Input data
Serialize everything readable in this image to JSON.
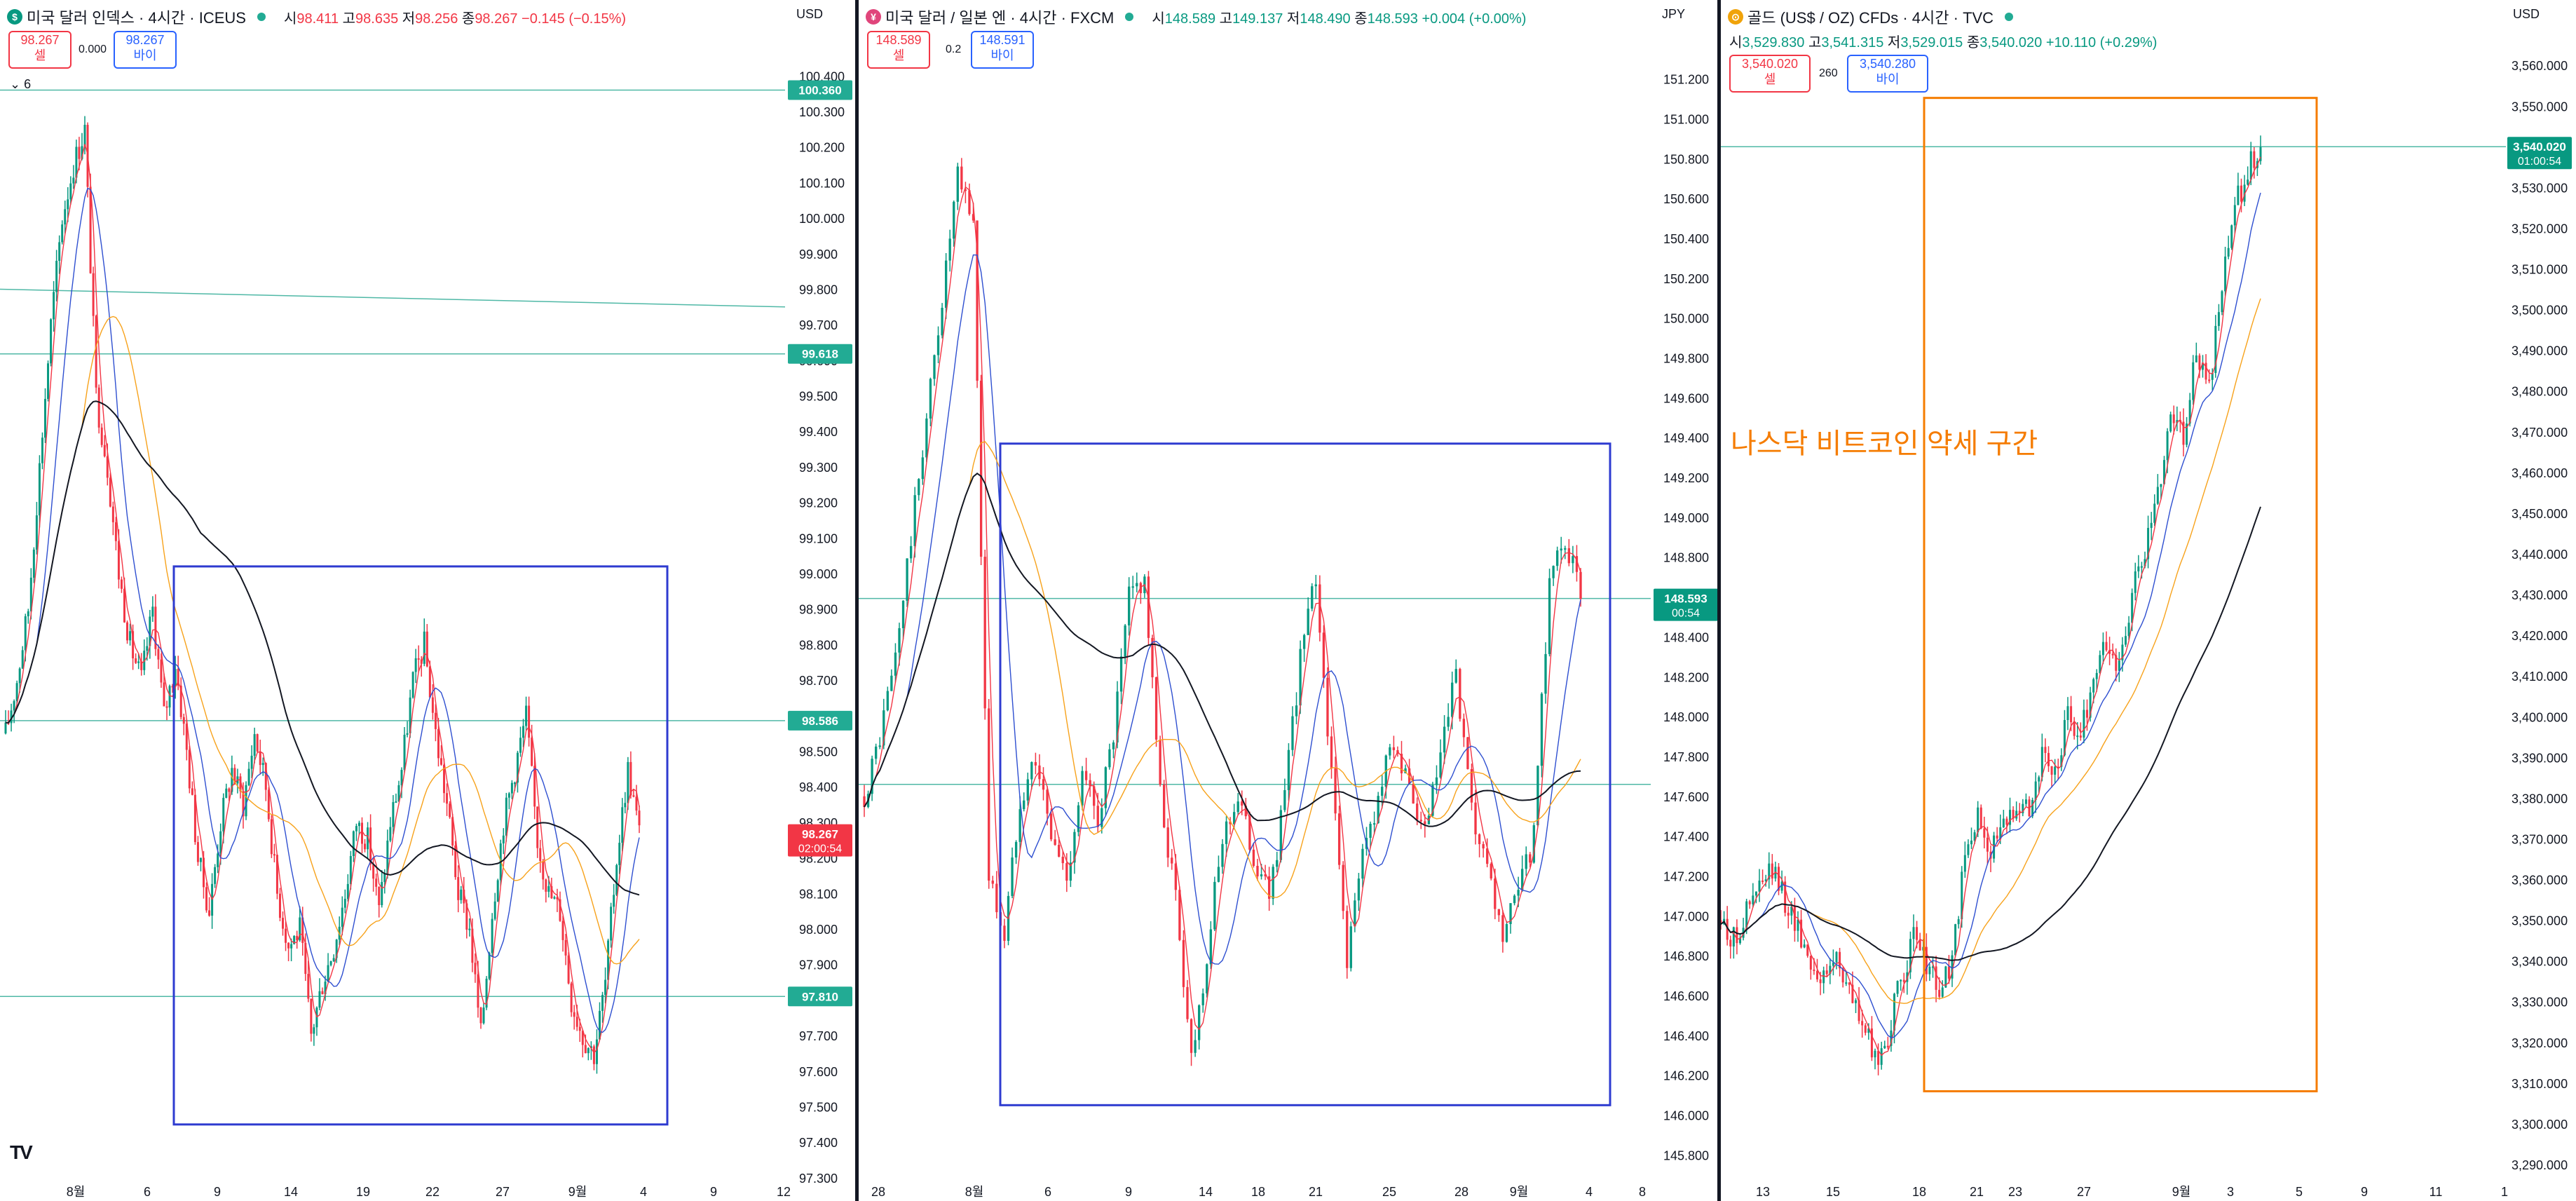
{
  "panels": [
    {
      "id": "dxy",
      "title": "미국 달러 인덱스 · 4시간 · ICEUS",
      "logo": "$",
      "logo_color": "#089981",
      "ohlc": {
        "o_label": "시",
        "o": "98.411",
        "h_label": "고",
        "h": "98.635",
        "l_label": "저",
        "l": "98.256",
        "c_label": "종",
        "c": "98.267",
        "chg": "−0.145 (−0.15%)"
      },
      "sell": {
        "price": "98.267",
        "label": "셀"
      },
      "buy": {
        "price": "98.267",
        "label": "바이"
      },
      "spread": "0.000",
      "indicator_toggle": "6",
      "unit": "USD",
      "price_tags": [
        {
          "value": "100.360",
          "color": "#22ab94"
        },
        {
          "value": "99.618",
          "color": "#22ab94"
        },
        {
          "value": "98.586",
          "color": "#22ab94"
        },
        {
          "value": "98.267",
          "sub": "02:00:54",
          "color": "#f23645"
        },
        {
          "value": "97.810",
          "color": "#22ab94"
        }
      ],
      "x_ticks": [
        "8월",
        "6",
        "9",
        "14",
        "19",
        "22",
        "27",
        "9월",
        "4",
        "9",
        "12"
      ],
      "chart_data": {
        "type": "candlestick",
        "y_axis_ticks": [
          97.3,
          97.4,
          97.5,
          97.6,
          97.7,
          97.8,
          97.9,
          98.0,
          98.1,
          98.2,
          98.3,
          98.4,
          98.5,
          98.6,
          98.7,
          98.8,
          98.9,
          99.0,
          99.1,
          99.2,
          99.3,
          99.4,
          99.5,
          99.6,
          99.7,
          99.8,
          99.9,
          100.0,
          100.1,
          100.2,
          100.3,
          100.4
        ],
        "ylim": [
          97.28,
          100.44
        ],
        "last_price": 98.267,
        "horizontal_lines": [
          100.36,
          99.618,
          98.586,
          97.81
        ],
        "trend_line": {
          "from": 99.8,
          "to": 99.75
        },
        "close_path": [
          98.55,
          98.7,
          98.9,
          99.3,
          99.7,
          100.0,
          100.15,
          100.25,
          99.5,
          99.3,
          99.0,
          98.8,
          98.7,
          98.9,
          98.6,
          98.75,
          98.5,
          98.2,
          98.05,
          98.3,
          98.45,
          98.35,
          98.55,
          98.4,
          98.1,
          97.95,
          98.0,
          97.7,
          97.85,
          97.95,
          98.1,
          98.3,
          98.25,
          98.05,
          98.3,
          98.45,
          98.7,
          98.8,
          98.55,
          98.35,
          98.1,
          98.0,
          97.7,
          98.05,
          98.3,
          98.45,
          98.6,
          98.25,
          98.1,
          98.05,
          97.8,
          97.7,
          97.65,
          97.85,
          98.2,
          98.45,
          98.27
        ]
      }
    },
    {
      "id": "usdjpy",
      "title": "미국 달러 / 일본 엔 · 4시간 · FXCM",
      "logo": "¥",
      "logo_color": "#e0457b",
      "ohlc": {
        "o_label": "시",
        "o": "148.589",
        "h_label": "고",
        "h": "149.137",
        "l_label": "저",
        "l": "148.490",
        "c_label": "종",
        "c": "148.593",
        "chg": "+0.004 (+0.00%)"
      },
      "sell": {
        "price": "148.589",
        "label": "셀"
      },
      "buy": {
        "price": "148.591",
        "label": "바이"
      },
      "spread": "0.2",
      "unit": "JPY",
      "price_tags": [
        {
          "value": "148.593",
          "sub": "00:54",
          "color": "#089981"
        }
      ],
      "x_ticks": [
        "28",
        "8월",
        "6",
        "9",
        "14",
        "18",
        "21",
        "25",
        "28",
        "9월",
        "4",
        "8"
      ],
      "chart_data": {
        "type": "candlestick",
        "y_axis_ticks": [
          145.8,
          146.0,
          146.2,
          146.4,
          146.6,
          146.8,
          147.0,
          147.2,
          147.4,
          147.6,
          147.8,
          148.0,
          148.2,
          148.4,
          148.6,
          148.8,
          149.0,
          149.2,
          149.4,
          149.6,
          149.8,
          150.0,
          150.2,
          150.4,
          150.6,
          150.8,
          151.0,
          151.2
        ],
        "ylim": [
          145.65,
          151.35
        ],
        "last_price": 148.593,
        "horizontal_lines": [
          148.593,
          147.66
        ],
        "close_path": [
          147.6,
          147.9,
          148.3,
          148.9,
          149.5,
          150.1,
          150.7,
          150.5,
          147.2,
          146.9,
          147.6,
          147.8,
          147.4,
          147.2,
          147.7,
          147.5,
          147.9,
          148.6,
          148.7,
          147.6,
          147.1,
          146.3,
          146.8,
          147.4,
          147.6,
          147.3,
          147.1,
          147.6,
          148.3,
          148.7,
          147.7,
          146.8,
          147.3,
          147.6,
          147.9,
          147.6,
          147.4,
          147.8,
          148.2,
          147.5,
          147.2,
          146.9,
          147.1,
          147.4,
          148.7,
          148.9,
          148.59
        ]
      }
    },
    {
      "id": "gold",
      "title": "골드 (US$ / OZ) CFDs · 4시간 · TVC",
      "logo": "⊙",
      "logo_color": "#f0a30a",
      "ohlc": {
        "o_label": "시",
        "o": "3,529.830",
        "h_label": "고",
        "h": "3,541.315",
        "l_label": "저",
        "l": "3,529.015",
        "c_label": "종",
        "c": "3,540.020",
        "chg": "+10.110 (+0.29%)"
      },
      "sell": {
        "price": "3,540.020",
        "label": "셀"
      },
      "buy": {
        "price": "3,540.280",
        "label": "바이"
      },
      "spread": "260",
      "unit": "USD",
      "annotation": "나스닥 비트코인 약세 구간",
      "price_tags": [
        {
          "value": "3,540.020",
          "sub": "01:00:54",
          "color": "#089981"
        }
      ],
      "x_ticks": [
        "13",
        "15",
        "18",
        "21",
        "23",
        "27",
        "9월",
        "3",
        "5",
        "9",
        "11",
        "1"
      ],
      "chart_data": {
        "type": "candlestick",
        "y_axis_ticks": [
          3290,
          3300,
          3310,
          3320,
          3330,
          3340,
          3350,
          3360,
          3370,
          3380,
          3390,
          3400,
          3410,
          3420,
          3430,
          3440,
          3450,
          3460,
          3470,
          3480,
          3490,
          3500,
          3510,
          3520,
          3530,
          3540,
          3550,
          3560
        ],
        "y_tick_labels": [
          "3,290.000",
          "3,300.000",
          "3,310.000",
          "3,320.000",
          "3,330.000",
          "3,340.000",
          "3,350.000",
          "3,360.000",
          "3,370.000",
          "3,380.000",
          "3,390.000",
          "3,400.000",
          "3,410.000",
          "3,420.000",
          "3,430.000",
          "3,440.000",
          "3,450.000",
          "3,460.000",
          "3,470.000",
          "3,480.000",
          "3,490.000",
          "3,500.000",
          "3,510.000",
          "3,520.000",
          "3,530.000",
          "3,540.000",
          "3,550.000",
          "3,560.000"
        ],
        "ylim": [
          3285,
          3564
        ],
        "last_price": 3540.02,
        "horizontal_lines": [
          3540.02
        ],
        "close_path": [
          3350,
          3345,
          3352,
          3358,
          3362,
          3355,
          3348,
          3340,
          3335,
          3342,
          3332,
          3325,
          3315,
          3322,
          3335,
          3345,
          3340,
          3332,
          3340,
          3365,
          3375,
          3368,
          3372,
          3380,
          3378,
          3390,
          3385,
          3400,
          3395,
          3410,
          3418,
          3412,
          3430,
          3440,
          3455,
          3475,
          3470,
          3490,
          3480,
          3505,
          3525,
          3535,
          3540
        ]
      }
    }
  ]
}
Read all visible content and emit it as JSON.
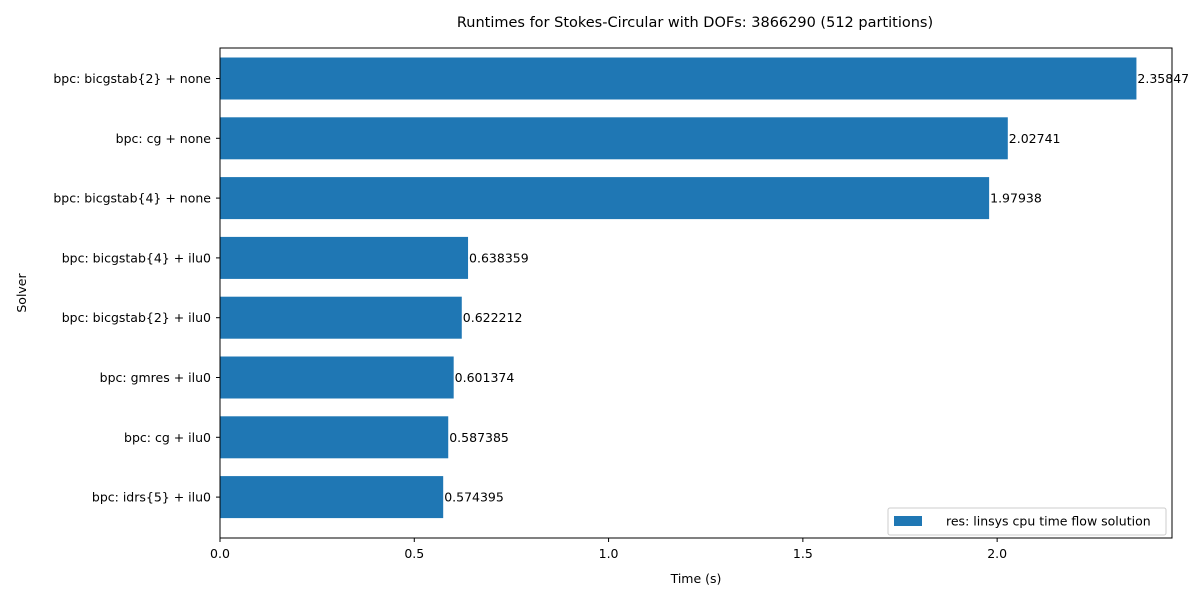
{
  "chart_data": {
    "type": "bar",
    "orientation": "horizontal",
    "title": "Runtimes for Stokes-Circular with DOFs: 3866290 (512 partitions)",
    "xlabel": "Time (s)",
    "ylabel": "Solver",
    "xlim": [
      0,
      2.45
    ],
    "xticks": [
      "0.0",
      "0.5",
      "1.0",
      "1.5",
      "2.0"
    ],
    "grid": false,
    "legend_position": "lower-right",
    "categories": [
      "bpc: bicgstab{2} + none",
      "bpc: cg + none",
      "bpc: bicgstab{4} + none",
      "bpc: bicgstab{4} + ilu0",
      "bpc: bicgstab{2} + ilu0",
      "bpc: gmres + ilu0",
      "bpc: cg + ilu0",
      "bpc: idrs{5} + ilu0"
    ],
    "series": [
      {
        "name": "res: linsys cpu time flow solution",
        "color": "#1f77b4",
        "values": [
          2.35847,
          2.02741,
          1.97938,
          0.638359,
          0.622212,
          0.601374,
          0.587385,
          0.574395
        ],
        "labels": [
          "2.35847",
          "2.02741",
          "1.97938",
          "0.638359",
          "0.622212",
          "0.601374",
          "0.587385",
          "0.574395"
        ]
      }
    ]
  }
}
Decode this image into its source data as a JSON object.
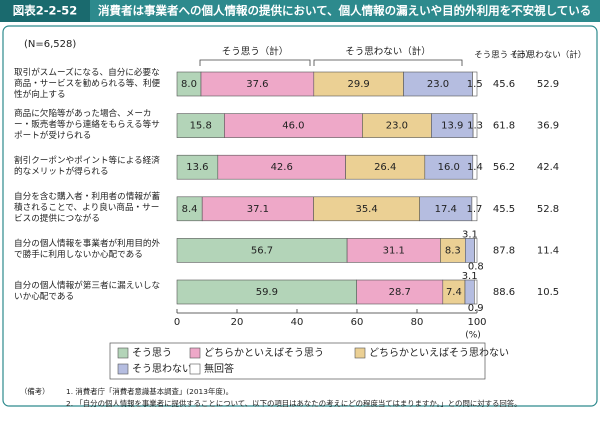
{
  "header": {
    "label": "図表2-2-52",
    "title": "消費者は事業者への個人情報の提供において、個人情報の漏えいや目的外利用を不安視している"
  },
  "chart_data": {
    "type": "stacked-bar-horizontal",
    "sample_note": "(N=6,528)",
    "categories": [
      "取引がスムーズになる、自分に必要な商品・サービスを勧められる等、利便性が向上する",
      "商品に欠陥等があった場合、メーカー・販売者等から連絡をもらえる等サポートが受けられる",
      "割引クーポンやポイント等による経済的なメリットが得られる",
      "自分を含む購入者・利用者の情報が蓄積されることで、より良い商品・サービスの提供につながる",
      "自分の個人情報を事業者が利用目的外で勝手に利用しないか心配である",
      "自分の個人情報が第三者に漏えいしないか心配である"
    ],
    "series": [
      {
        "name": "そう思う",
        "color": "#b3d4b8",
        "values": [
          8.0,
          15.8,
          13.6,
          8.4,
          56.7,
          59.9
        ],
        "value_labels": [
          "8.0",
          "15.8",
          "13.6",
          "8.4",
          "56.7",
          "59.9"
        ]
      },
      {
        "name": "どちらかといえばそう思う",
        "color": "#eea8c8",
        "values": [
          37.6,
          46.0,
          42.6,
          37.1,
          31.1,
          28.7
        ],
        "value_labels": [
          "37.6",
          "46.0",
          "42.6",
          "37.1",
          "31.1",
          "28.7"
        ]
      },
      {
        "name": "どちらかといえばそう思わない",
        "color": "#ebd094",
        "values": [
          29.9,
          23.0,
          26.4,
          35.4,
          8.3,
          7.4
        ],
        "value_labels": [
          "29.9",
          "23.0",
          "26.4",
          "35.4",
          "8.3",
          "7.4"
        ]
      },
      {
        "name": "そう思わない",
        "color": "#b5bde0",
        "values": [
          23.0,
          13.9,
          16.0,
          17.4,
          3.1,
          3.1
        ],
        "value_labels": [
          "23.0",
          "13.9",
          "16.0",
          "17.4",
          "3.1",
          "3.1"
        ]
      },
      {
        "name": "無回答",
        "color": "#ffffff",
        "values": [
          1.5,
          1.3,
          1.4,
          1.7,
          0.8,
          0.9
        ]
      }
    ],
    "brackets": [
      "そう思う（計）",
      "そう思わない（計）"
    ],
    "totals": [
      {
        "label": "そう思う（計）",
        "values": [
          45.6,
          61.8,
          56.2,
          45.5,
          87.8,
          88.6
        ]
      },
      {
        "label": "そう思わない（計）",
        "values": [
          52.9,
          36.9,
          42.4,
          52.8,
          11.4,
          10.5
        ]
      }
    ],
    "xlim": [
      0,
      100
    ],
    "xticks": [
      0,
      20,
      40,
      60,
      80,
      100
    ],
    "x_unit": "(%)"
  },
  "notes": {
    "label": "（備考）",
    "items": [
      "1.  消費者庁「消費者意識基本調査」(2013年度)。",
      "2.  「自分の個人情報を事業者に提供することについて、以下の項目はあなたの考えにどの程度当てはまりますか。」との問に対する回答。"
    ]
  }
}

The request
Using the entries above, find all lines with "bicgstab". Copy them.

Complete response
      "bpc: bicgstab{2} + none",
      "bpc: bicgstab{4} + none",
      "bpc: bicgstab{4} + ilu0",
      "bpc: bicgstab{2} + ilu0",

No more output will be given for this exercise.